[Instructions to follow] Restate each of the lines below word for word and drop every picture.

━━━━━ Extracted information

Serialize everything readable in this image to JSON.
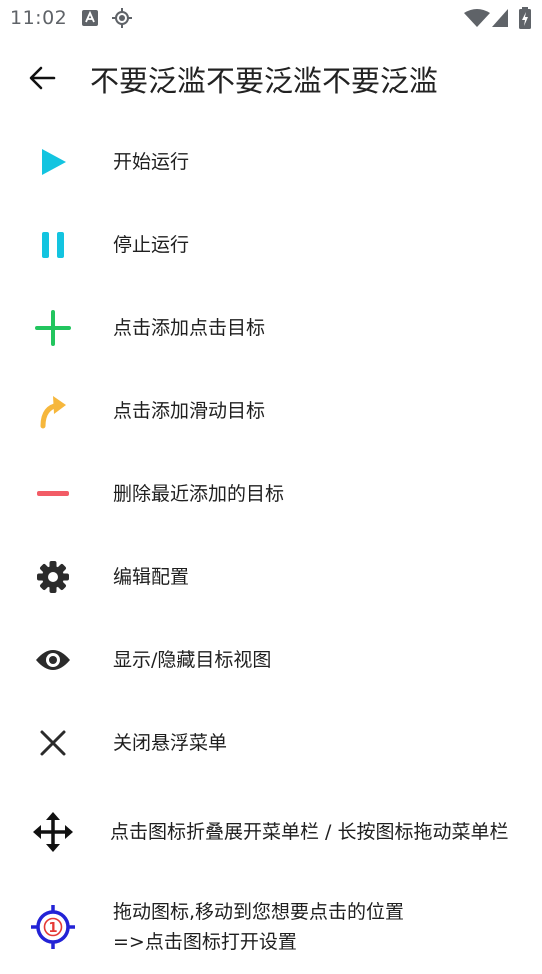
{
  "status_bar": {
    "time": "11:02",
    "icons": [
      "notification-a-icon",
      "location-target-icon",
      "wifi-icon",
      "signal-icon",
      "battery-charging-icon"
    ]
  },
  "app_bar": {
    "back_icon": "arrow-left-icon",
    "title": "不要泛滥不要泛滥不要泛滥"
  },
  "menu": {
    "items": [
      {
        "label": "开始运行",
        "icon": "play-icon",
        "color": "#13c4e0"
      },
      {
        "label": "停止运行",
        "icon": "pause-icon",
        "color": "#13c4e0"
      },
      {
        "label": "点击添加点击目标",
        "icon": "plus-icon",
        "color": "#22c55e"
      },
      {
        "label": "点击添加滑动目标",
        "icon": "swipe-arrow-icon",
        "color": "#f6b73c"
      },
      {
        "label": "删除最近添加的目标",
        "icon": "minus-icon",
        "color": "#f25c66"
      },
      {
        "label": "编辑配置",
        "icon": "gear-icon",
        "color": "#2b2b2b"
      },
      {
        "label": "显示/隐藏目标视图",
        "icon": "eye-icon",
        "color": "#2b2b2b"
      },
      {
        "label": "关闭悬浮菜单",
        "icon": "close-icon",
        "color": "#2b2b2b"
      },
      {
        "label": "点击图标折叠展开菜单栏 / 长按图标拖动菜单栏",
        "icon": "move-icon",
        "color": "#111111"
      },
      {
        "label": "拖动图标,移动到您想要点击的位置\n=>点击图标打开设置",
        "icon": "target-one-icon",
        "color": "#2323d6",
        "badge": "1"
      }
    ]
  }
}
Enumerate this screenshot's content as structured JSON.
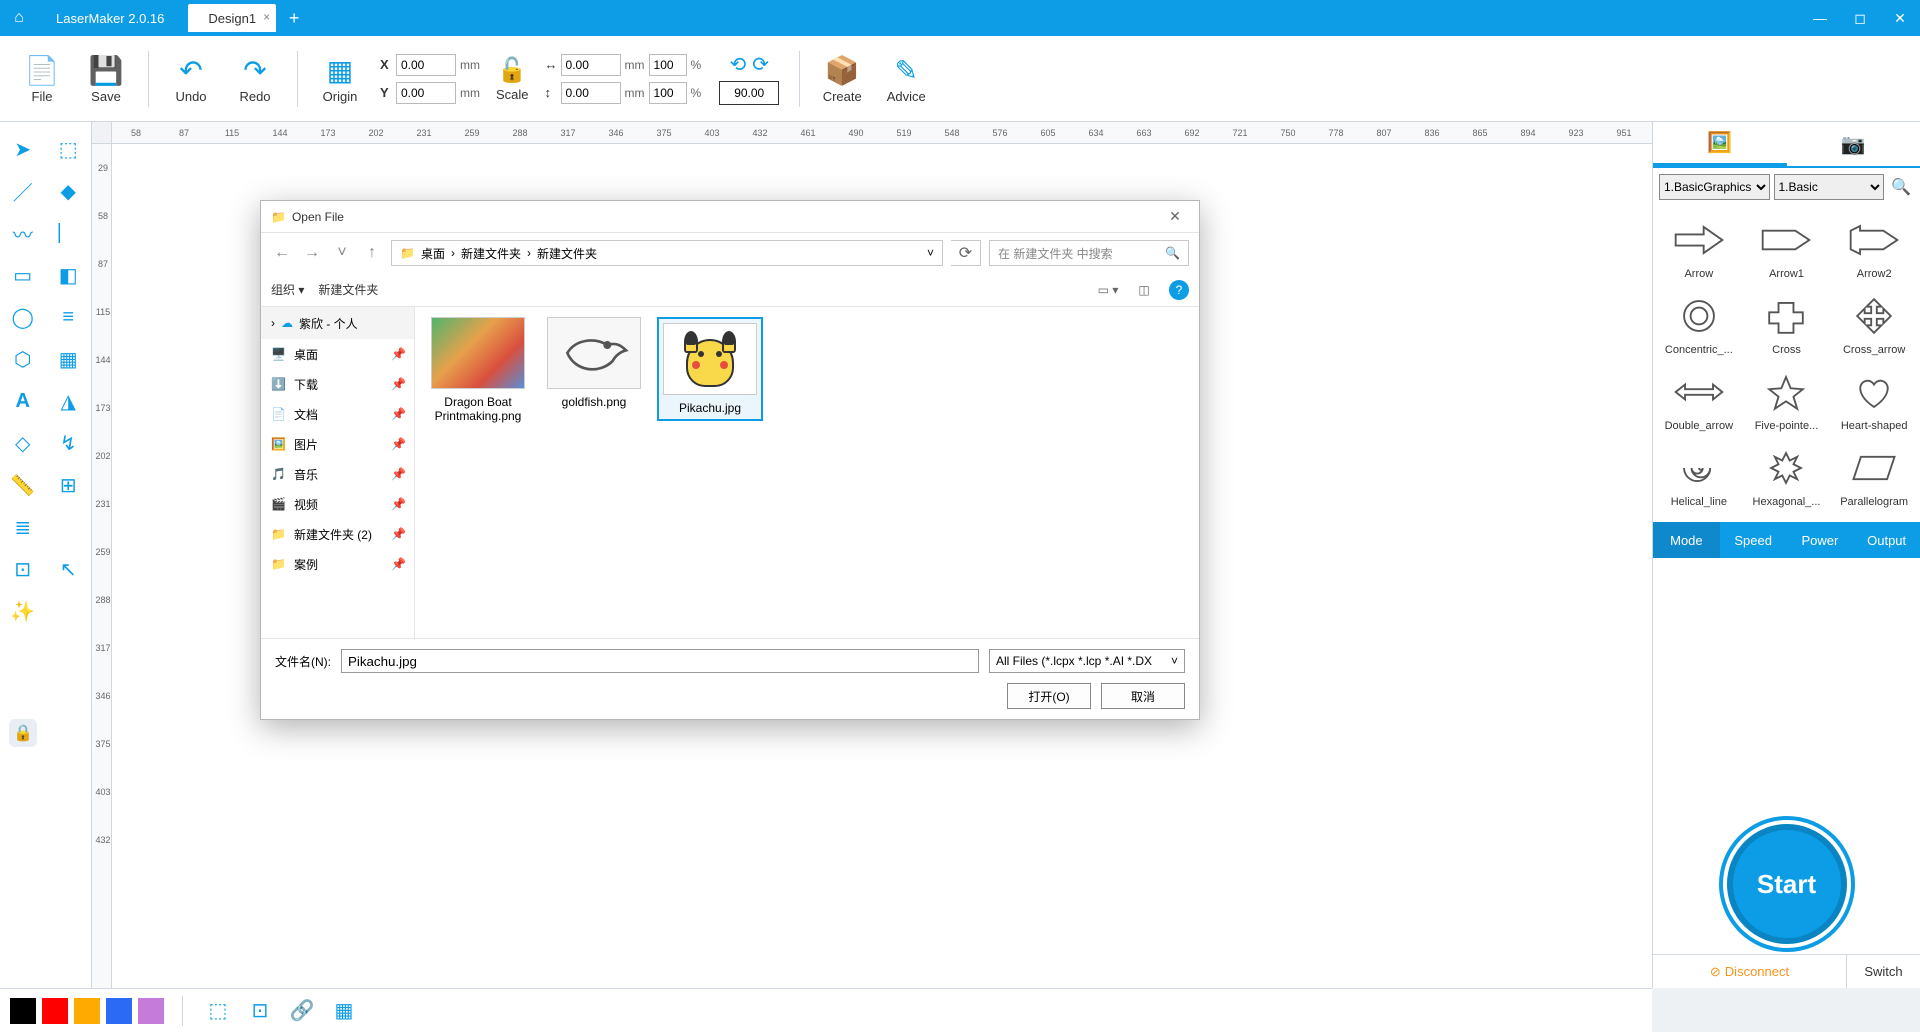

━━━━━━━━━━

[Exercise output]
Serialize everything readable in this image to JSON.
{
  "status_bar": {
    "time": "11:02",
    "icons": [
      "notification-a-icon",
      "location-target-icon",
      "wifi-icon",
      "signal-icon",
      "battery-charging-icon"
    ]
  },
  "app_bar": {
    "back_icon": "arrow-left-icon",
    "title": "不要泛滥不要泛滥不要泛滥"
  },
  "menu": {
    "items": [
      {
        "label": "开始运行",
        "icon": "play-icon",
        "color": "#13c4e0"
      },
      {
        "label": "停止运行",
        "icon": "pause-icon",
        "color": "#13c4e0"
      },
      {
        "label": "点击添加点击目标",
        "icon": "plus-icon",
        "color": "#22c55e"
      },
      {
        "label": "点击添加滑动目标",
        "icon": "swipe-arrow-icon",
        "color": "#f6b73c"
      },
      {
        "label": "删除最近添加的目标",
        "icon": "minus-icon",
        "color": "#f25c66"
      },
      {
        "label": "编辑配置",
        "icon": "gear-icon",
        "color": "#2b2b2b"
      },
      {
        "label": "显示/隐藏目标视图",
        "icon": "eye-icon",
        "color": "#2b2b2b"
      },
      {
        "label": "关闭悬浮菜单",
        "icon": "close-icon",
        "color": "#2b2b2b"
      },
      {
        "label": "点击图标折叠展开菜单栏 / 长按图标拖动菜单栏",
        "icon": "move-icon",
        "color": "#111111"
      },
      {
        "label": "拖动图标,移动到您想要点击的位置\n=>点击图标打开设置",
        "icon": "target-one-icon",
        "color": "#2323d6",
        "badge": "1"
      }
    ]
  }
}
Enumerate this screenshot's content as structured JSON.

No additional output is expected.